Given task »
Reproduce the material word for word; the images stay out.

>> START Records for the task

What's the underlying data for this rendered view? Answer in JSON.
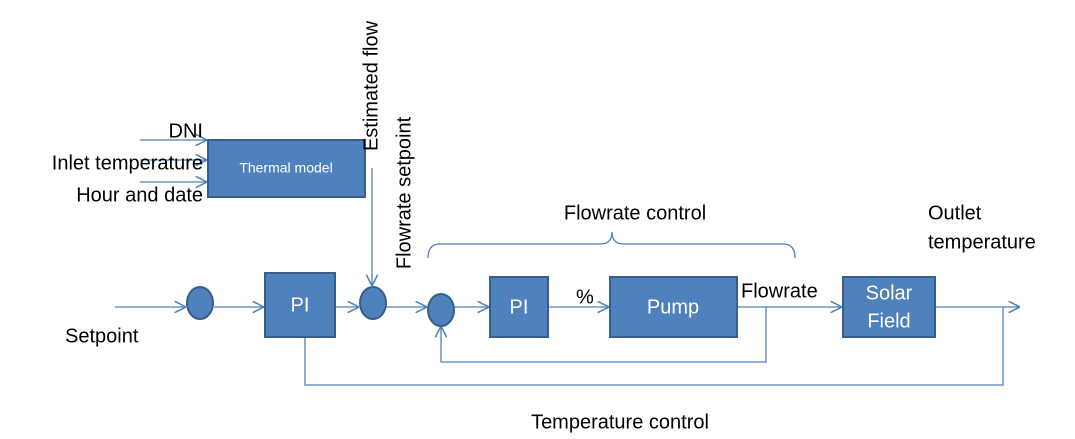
{
  "inputs": [
    "DNI",
    "Inlet temperature",
    "Hour and date"
  ],
  "thermal_model": "Thermal model",
  "estimated_flow": "Estimated flow",
  "flowrate_setpoint": "Flowrate setpoint",
  "setpoint": "Setpoint",
  "blocks": {
    "pi_outer": "PI",
    "pi_inner": "PI",
    "pump": "Pump",
    "solar_field": [
      "Solar",
      "Field"
    ]
  },
  "percent": "%",
  "flowrate": "Flowrate",
  "outlet_temperature": [
    "Outlet",
    "temperature"
  ],
  "flowrate_control": "Flowrate control",
  "temperature_control": "Temperature control"
}
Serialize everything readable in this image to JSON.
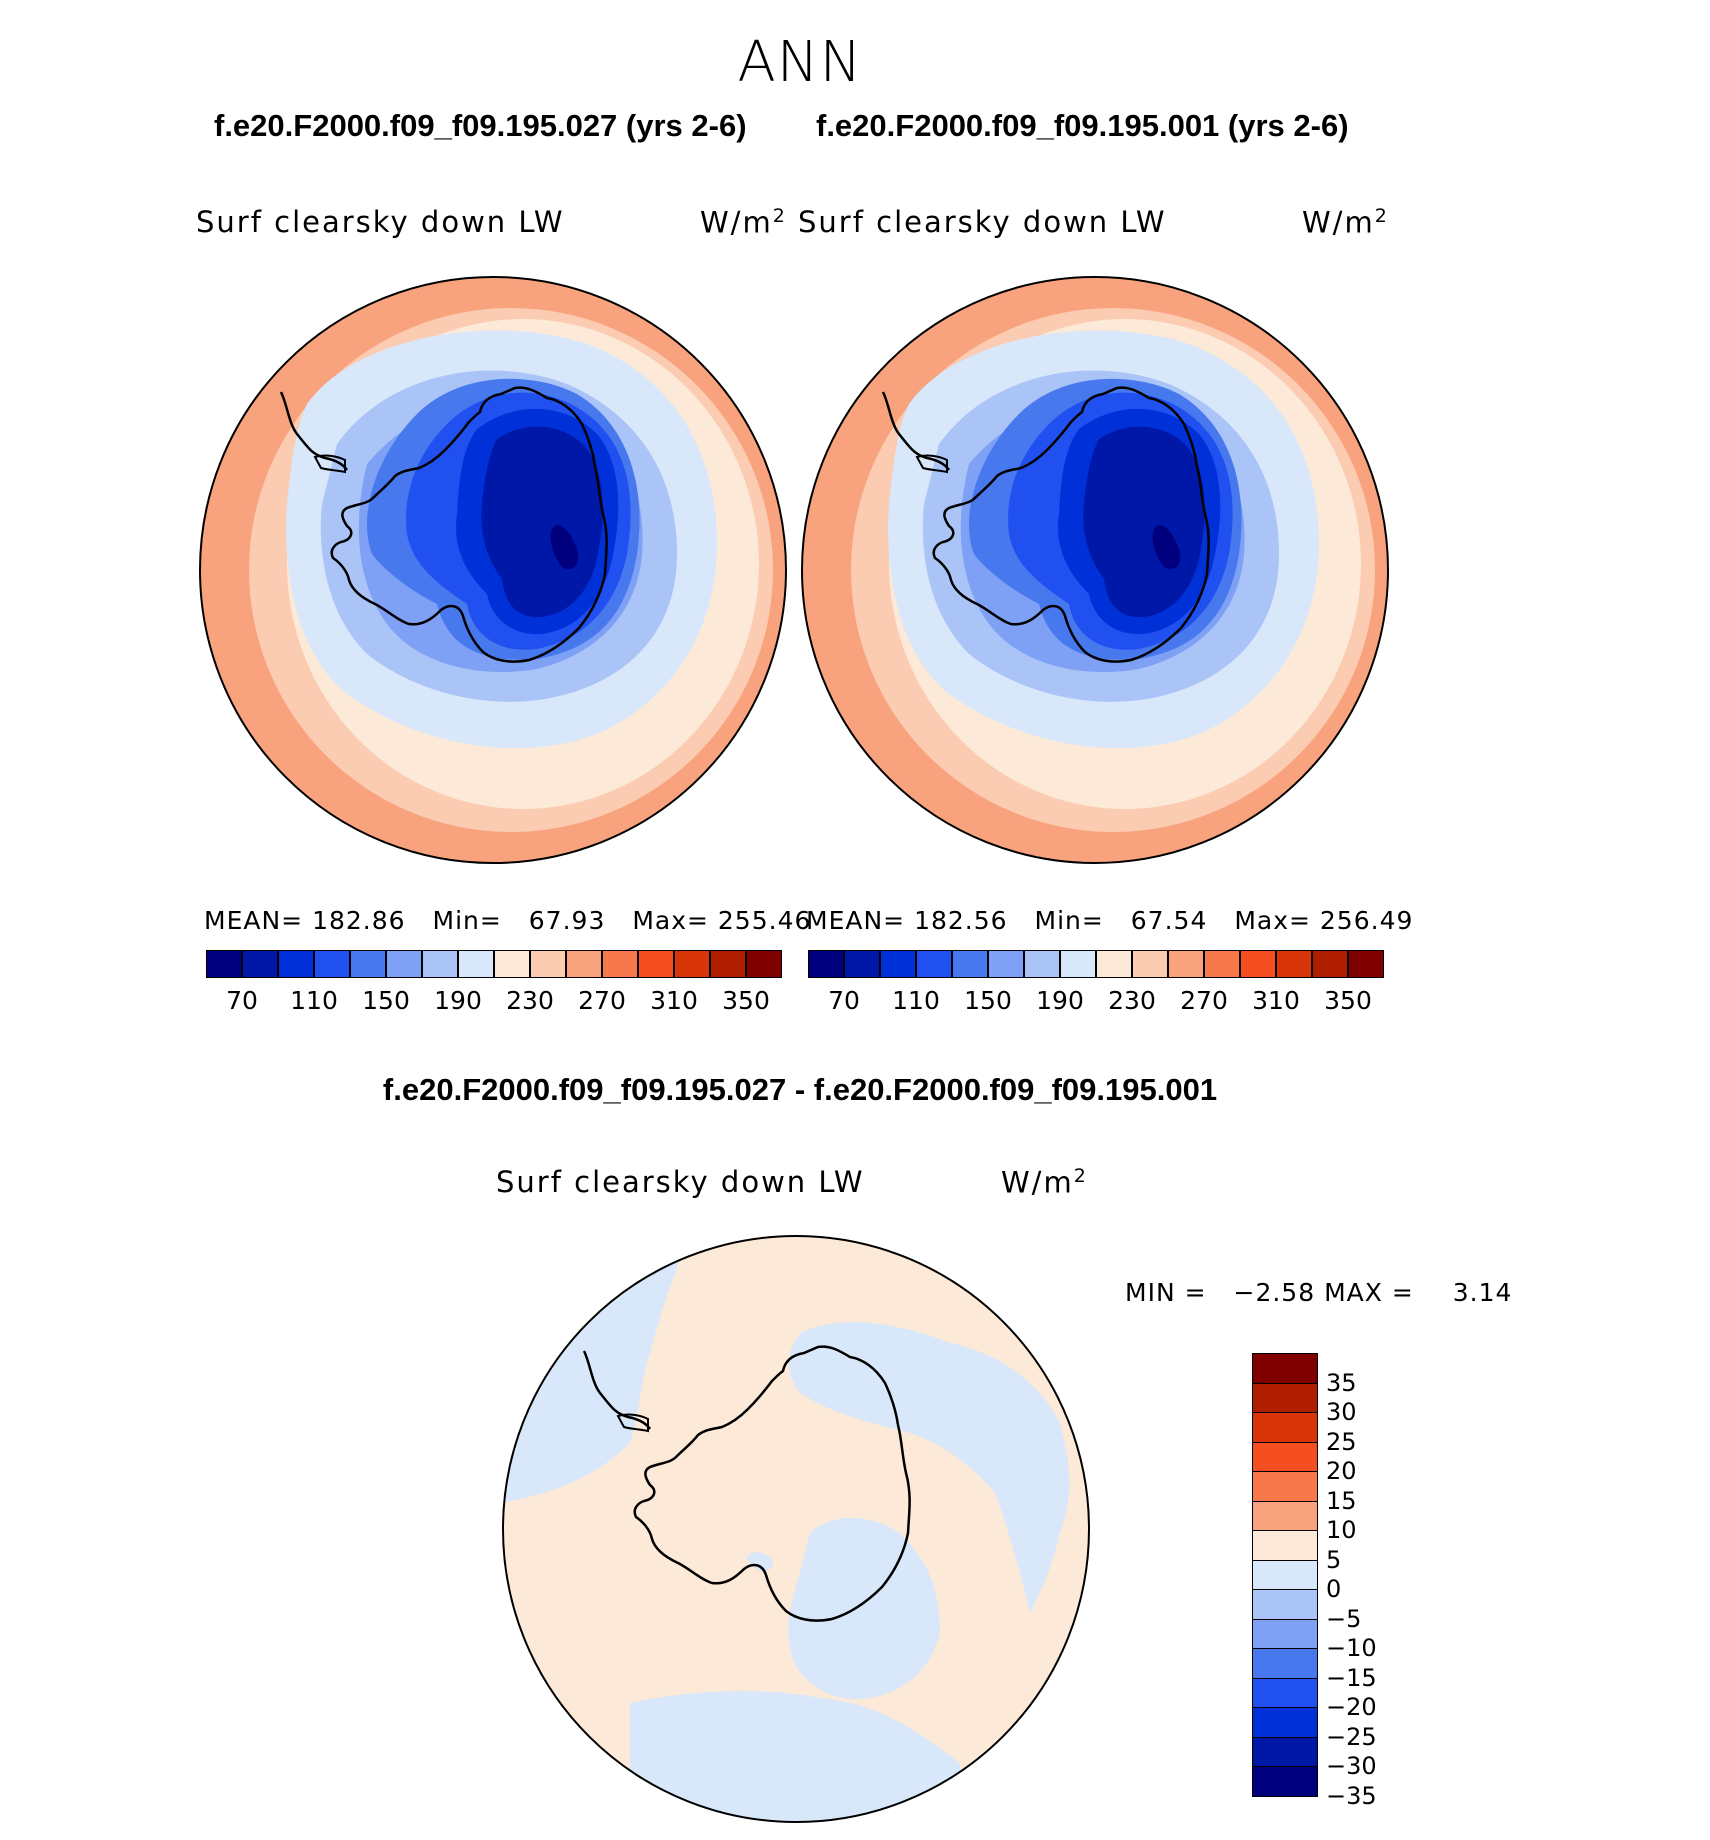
{
  "title": "ANN",
  "panels": [
    {
      "case_title": "f.e20.F2000.f09_f09.195.027 (yrs 2-6)",
      "variable": "Surf clearsky down LW",
      "units": "W/m",
      "units_exp": "2",
      "stats": {
        "mean_label": "MEAN=",
        "mean": "182.86",
        "min_label": "Min=",
        "min": "67.93",
        "max_label": "Max=",
        "max": "255.46"
      }
    },
    {
      "case_title": "f.e20.F2000.f09_f09.195.001 (yrs 2-6)",
      "variable": "Surf clearsky down LW",
      "units": "W/m",
      "units_exp": "2",
      "stats": {
        "mean_label": "MEAN=",
        "mean": "182.56",
        "min_label": "Min=",
        "min": "67.54",
        "max_label": "Max=",
        "max": "256.49"
      }
    }
  ],
  "colorbar": {
    "colors": [
      "#00007f",
      "#0018a8",
      "#0030d8",
      "#2050f0",
      "#4878ee",
      "#7ea0f5",
      "#aac4f8",
      "#d8e8fa",
      "#fde9d8",
      "#fbcbb2",
      "#f9a37e",
      "#f7784a",
      "#f54e20",
      "#d83608",
      "#b01e00",
      "#800000"
    ],
    "ticks": [
      "70",
      "110",
      "150",
      "190",
      "230",
      "270",
      "310",
      "350"
    ]
  },
  "diff": {
    "title": "f.e20.F2000.f09_f09.195.027 - f.e20.F2000.f09_f09.195.001",
    "variable": "Surf clearsky down LW",
    "units": "W/m",
    "units_exp": "2",
    "min_label": "MIN =",
    "min": "−2.58",
    "max_label": "MAX =",
    "max": "3.14",
    "colorbar": {
      "colors": [
        "#800000",
        "#b01e00",
        "#d83608",
        "#f54e20",
        "#f7784a",
        "#f9a37e",
        "#fde9d8",
        "#d8e8fa",
        "#aac4f8",
        "#7ea0f5",
        "#4878ee",
        "#2050f0",
        "#0030d8",
        "#0018a8",
        "#00007f"
      ],
      "ticks": [
        "35",
        "30",
        "25",
        "20",
        "15",
        "10",
        "5",
        "0",
        "−5",
        "−10",
        "−15",
        "−20",
        "−25",
        "−30",
        "−35"
      ]
    }
  }
}
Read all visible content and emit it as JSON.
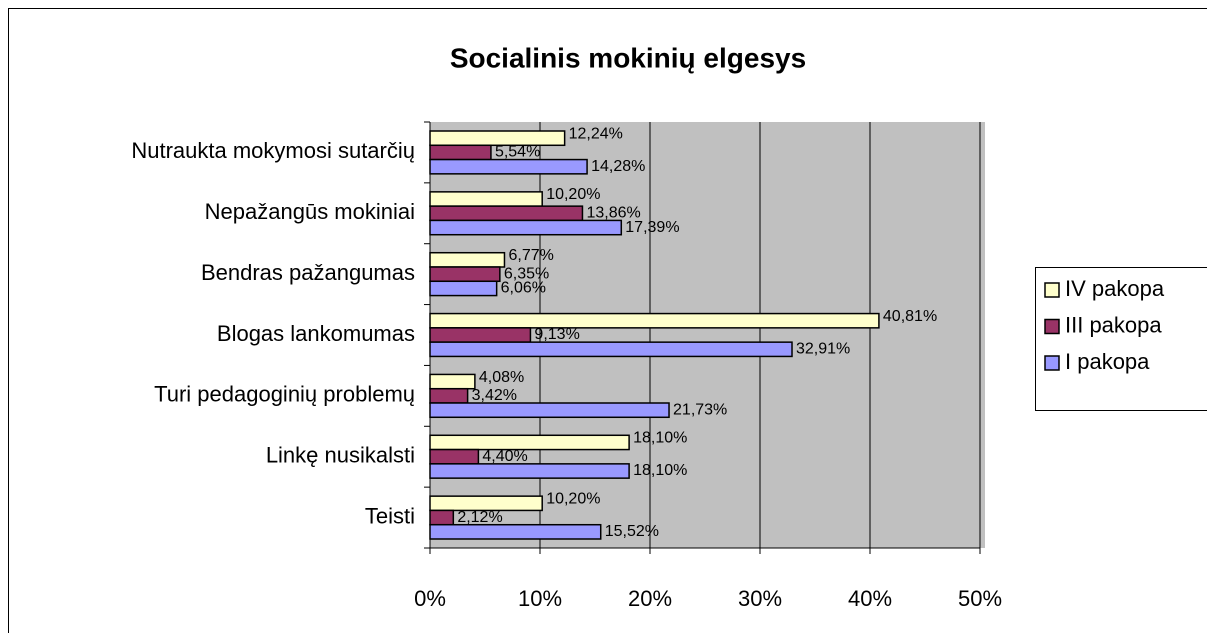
{
  "chart_data": {
    "type": "barh",
    "title": "Socialinis mokinių elgesys",
    "categories": [
      "Nutraukta mokymosi sutarčių",
      "Nepažangūs mokiniai",
      "Bendras pažangumas",
      "Blogas lankomumas",
      "Turi pedagoginių problemų",
      "Linkę nusikalsti",
      "Teisti"
    ],
    "series": [
      {
        "name": "IV pakopa",
        "color": "#ffffcc",
        "values": [
          12.24,
          10.2,
          6.77,
          40.81,
          4.08,
          18.1,
          10.2
        ],
        "value_labels": [
          "12,24%",
          "10,20%",
          "6,77%",
          "40,81%",
          "4,08%",
          "18,10%",
          "10,20%"
        ]
      },
      {
        "name": "III pakopa",
        "color": "#993366",
        "values": [
          5.54,
          13.86,
          6.35,
          9.13,
          3.42,
          4.4,
          2.12
        ],
        "value_labels": [
          "5,54%",
          "13,86%",
          "6,35%",
          "9,13%",
          "3,42%",
          "4,40%",
          "2,12%"
        ]
      },
      {
        "name": "I pakopa",
        "color": "#9999ff",
        "values": [
          14.28,
          17.39,
          6.06,
          32.91,
          21.73,
          18.1,
          15.52
        ],
        "value_labels": [
          "14,28%",
          "17,39%",
          "6,06%",
          "32,91%",
          "21,73%",
          "18,10%",
          "15,52%"
        ]
      }
    ],
    "xlim": [
      0,
      50
    ],
    "xticks": [
      {
        "value": 0,
        "label": "0%"
      },
      {
        "value": 10,
        "label": "10%"
      },
      {
        "value": 20,
        "label": "20%"
      },
      {
        "value": 30,
        "label": "30%"
      },
      {
        "value": 40,
        "label": "40%"
      },
      {
        "value": 50,
        "label": "50%"
      }
    ],
    "grid": true,
    "legend": "right"
  }
}
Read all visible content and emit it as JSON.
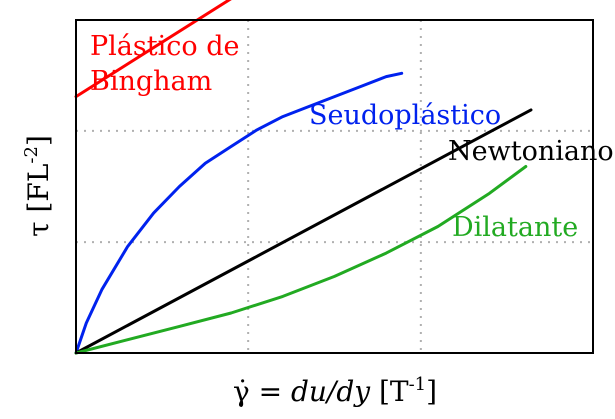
{
  "chart_data": {
    "type": "line",
    "xlabel_prefix": "γ̇ = ",
    "xlabel_italic": "du/dy",
    "xlabel_unit_open": " [T",
    "xlabel_unit_sup": "-1",
    "xlabel_unit_close": "]",
    "ylabel_main": "τ [FL",
    "ylabel_sup": "-2",
    "ylabel_close": "]",
    "xlim": [
      0,
      1
    ],
    "ylim": [
      0,
      1
    ],
    "grid": true,
    "gridlines_x": [
      0.333,
      0.667
    ],
    "gridlines_y": [
      0.333,
      0.667
    ],
    "series": [
      {
        "name": "Plástico de Bingham",
        "label_line1": "Plástico de",
        "label_line2": "Bingham",
        "color": "#ff0000",
        "x": [
          0,
          0.51
        ],
        "y": [
          0.77,
          1.27
        ]
      },
      {
        "name": "Seudoplástico",
        "color": "#0022ee",
        "x": [
          0,
          0.02,
          0.05,
          0.1,
          0.15,
          0.2,
          0.25,
          0.3,
          0.35,
          0.4,
          0.45,
          0.5,
          0.55,
          0.6,
          0.63
        ],
        "y": [
          0,
          0.09,
          0.19,
          0.32,
          0.42,
          0.5,
          0.57,
          0.62,
          0.67,
          0.71,
          0.74,
          0.77,
          0.8,
          0.83,
          0.84
        ]
      },
      {
        "name": "Newtoniano",
        "color": "#000000",
        "x": [
          0,
          0.88
        ],
        "y": [
          0,
          0.73
        ]
      },
      {
        "name": "Dilatante",
        "color": "#22aa22",
        "x": [
          0,
          0.1,
          0.2,
          0.3,
          0.4,
          0.5,
          0.6,
          0.7,
          0.8,
          0.87
        ],
        "y": [
          0,
          0.04,
          0.08,
          0.12,
          0.17,
          0.23,
          0.3,
          0.38,
          0.48,
          0.56
        ]
      }
    ]
  }
}
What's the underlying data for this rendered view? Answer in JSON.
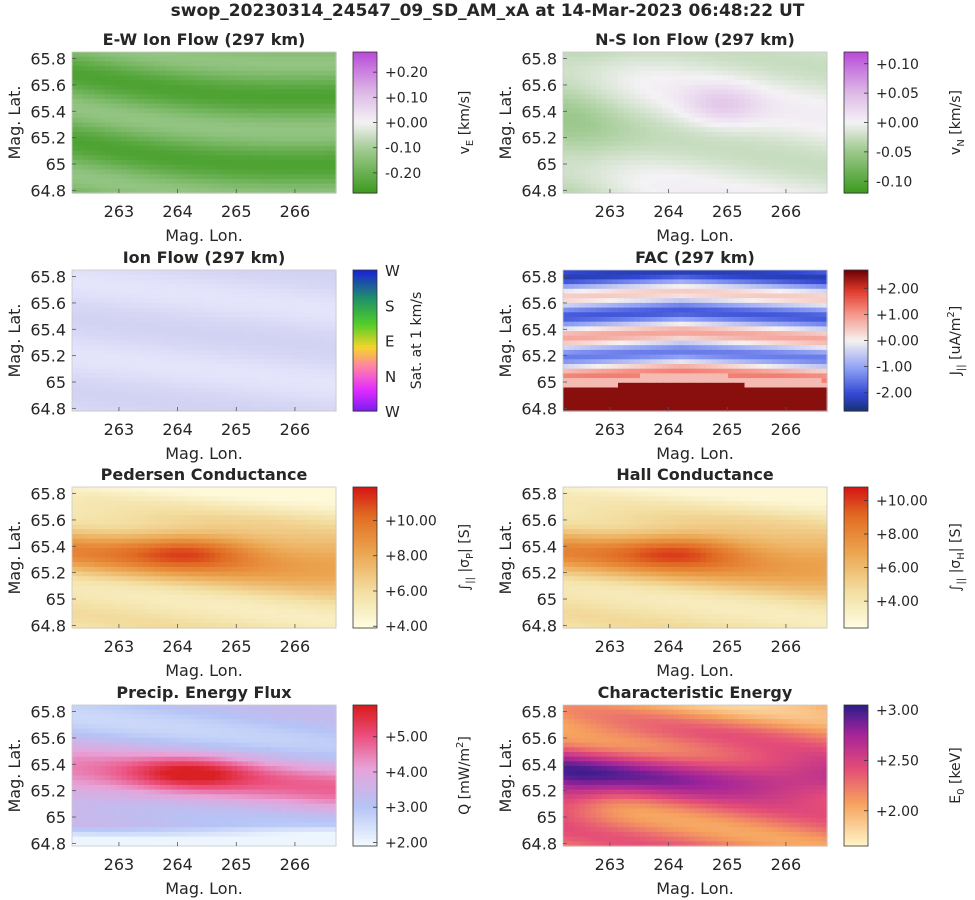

>> END Records for the task

Result for this exercise »
What's the underlying data for this rendered view? Answer in JSON.
{
  "inputs": [
    "DNI",
    "Inlet temperature",
    "Hour and date"
  ],
  "thermal_model": "Thermal model",
  "estimated_flow": "Estimated flow",
  "flowrate_setpoint": "Flowrate setpoint",
  "setpoint": "Setpoint",
  "blocks": {
    "pi_outer": "PI",
    "pi_inner": "PI",
    "pump": "Pump",
    "solar_field": [
      "Solar",
      "Field"
    ]
  },
  "percent": "%",
  "flowrate": "Flowrate",
  "outlet_temperature": [
    "Outlet",
    "temperature"
  ],
  "flowrate_control": "Flowrate control",
  "temperature_control": "Temperature control"
}
Serialize everything readable in this image to JSON.
{
  "title": "ANN",
  "panels": [
    {
      "case_title": "f.e20.F2000.f09_f09.195.027 (yrs 2-6)",
      "variable": "Surf clearsky down LW",
      "units": "W/m",
      "units_exp": "2",
      "stats": {
        "mean_label": "MEAN=",
        "mean": "182.86",
        "min_label": "Min=",
        "min": "67.93",
        "max_label": "Max=",
        "max": "255.46"
      }
    },
    {
      "case_title": "f.e20.F2000.f09_f09.195.001 (yrs 2-6)",
      "variable": "Surf clearsky down LW",
      "units": "W/m",
      "units_exp": "2",
      "stats": {
        "mean_label": "MEAN=",
        "mean": "182.56",
        "min_label": "Min=",
        "min": "67.54",
        "max_label": "Max=",
        "max": "256.49"
      }
    }
  ],
  "colorbar": {
    "colors": [
      "#00007f",
      "#0018a8",
      "#0030d8",
      "#2050f0",
      "#4878ee",
      "#7ea0f5",
      "#aac4f8",
      "#d8e8fa",
      "#fde9d8",
      "#fbcbb2",
      "#f9a37e",
      "#f7784a",
      "#f54e20",
      "#d83608",
      "#b01e00",
      "#800000"
    ],
    "ticks": [
      "70",
      "110",
      "150",
      "190",
      "230",
      "270",
      "310",
      "350"
    ]
  },
  "diff": {
    "title": "f.e20.F2000.f09_f09.195.027 - f.e20.F2000.f09_f09.195.001",
    "variable": "Surf clearsky down LW",
    "units": "W/m",
    "units_exp": "2",
    "min_label": "MIN =",
    "min": "−2.58",
    "max_label": "MAX =",
    "max": "3.14",
    "colorbar": {
      "colors": [
        "#800000",
        "#b01e00",
        "#d83608",
        "#f54e20",
        "#f7784a",
        "#f9a37e",
        "#fde9d8",
        "#d8e8fa",
        "#aac4f8",
        "#7ea0f5",
        "#4878ee",
        "#2050f0",
        "#0030d8",
        "#0018a8",
        "#00007f"
      ],
      "ticks": [
        "35",
        "30",
        "25",
        "20",
        "15",
        "10",
        "5",
        "0",
        "−5",
        "−10",
        "−15",
        "−20",
        "−25",
        "−30",
        "−35"
      ]
    }
  }
}
Read all visible content and emit it as JSON.
{
  "chart_data": {
    "type": "barh",
    "title": "Socialinis mokinių elgesys",
    "categories": [
      "Nutraukta mokymosi sutarčių",
      "Nepažangūs mokiniai",
      "Bendras pažangumas",
      "Blogas lankomumas",
      "Turi pedagoginių problemų",
      "Linkę nusikalsti",
      "Teisti"
    ],
    "series": [
      {
        "name": "IV pakopa",
        "color": "#ffffcc",
        "values": [
          12.24,
          10.2,
          6.77,
          40.81,
          4.08,
          18.1,
          10.2
        ],
        "value_labels": [
          "12,24%",
          "10,20%",
          "6,77%",
          "40,81%",
          "4,08%",
          "18,10%",
          "10,20%"
        ]
      },
      {
        "name": "III pakopa",
        "color": "#993366",
        "values": [
          5.54,
          13.86,
          6.35,
          9.13,
          3.42,
          4.4,
          2.12
        ],
        "value_labels": [
          "5,54%",
          "13,86%",
          "6,35%",
          "9,13%",
          "3,42%",
          "4,40%",
          "2,12%"
        ]
      },
      {
        "name": "I pakopa",
        "color": "#9999ff",
        "values": [
          14.28,
          17.39,
          6.06,
          32.91,
          21.73,
          18.1,
          15.52
        ],
        "value_labels": [
          "14,28%",
          "17,39%",
          "6,06%",
          "32,91%",
          "21,73%",
          "18,10%",
          "15,52%"
        ]
      }
    ],
    "xlim": [
      0,
      50
    ],
    "xticks": [
      {
        "value": 0,
        "label": "0%"
      },
      {
        "value": 10,
        "label": "10%"
      },
      {
        "value": 20,
        "label": "20%"
      },
      {
        "value": 30,
        "label": "30%"
      },
      {
        "value": 40,
        "label": "40%"
      },
      {
        "value": 50,
        "label": "50%"
      }
    ],
    "grid": true,
    "legend": "right"
  }
}
Read all visible content and emit it as JSON.
{
  "chart_data": {
    "type": "line",
    "xlabel_prefix": "γ̇ = ",
    "xlabel_italic": "du/dy",
    "xlabel_unit_open": " [T",
    "xlabel_unit_sup": "-1",
    "xlabel_unit_close": "]",
    "ylabel_main": "τ [FL",
    "ylabel_sup": "-2",
    "ylabel_close": "]",
    "xlim": [
      0,
      1
    ],
    "ylim": [
      0,
      1
    ],
    "grid": true,
    "gridlines_x": [
      0.333,
      0.667
    ],
    "gridlines_y": [
      0.333,
      0.667
    ],
    "series": [
      {
        "name": "Plástico de Bingham",
        "label_line1": "Plástico de",
        "label_line2": "Bingham",
        "color": "#ff0000",
        "x": [
          0,
          0.51
        ],
        "y": [
          0.77,
          1.27
        ]
      },
      {
        "name": "Seudoplástico",
        "color": "#0022ee",
        "x": [
          0,
          0.02,
          0.05,
          0.1,
          0.15,
          0.2,
          0.25,
          0.3,
          0.35,
          0.4,
          0.45,
          0.5,
          0.55,
          0.6,
          0.63
        ],
        "y": [
          0,
          0.09,
          0.19,
          0.32,
          0.42,
          0.5,
          0.57,
          0.62,
          0.67,
          0.71,
          0.74,
          0.77,
          0.8,
          0.83,
          0.84
        ]
      },
      {
        "name": "Newtoniano",
        "color": "#000000",
        "x": [
          0,
          0.88
        ],
        "y": [
          0,
          0.73
        ]
      },
      {
        "name": "Dilatante",
        "color": "#22aa22",
        "x": [
          0,
          0.1,
          0.2,
          0.3,
          0.4,
          0.5,
          0.6,
          0.7,
          0.8,
          0.87
        ],
        "y": [
          0,
          0.04,
          0.08,
          0.12,
          0.17,
          0.23,
          0.3,
          0.38,
          0.48,
          0.56
        ]
      }
    ]
  }
}
What's the underlying data for this rendered view? Answer in JSON.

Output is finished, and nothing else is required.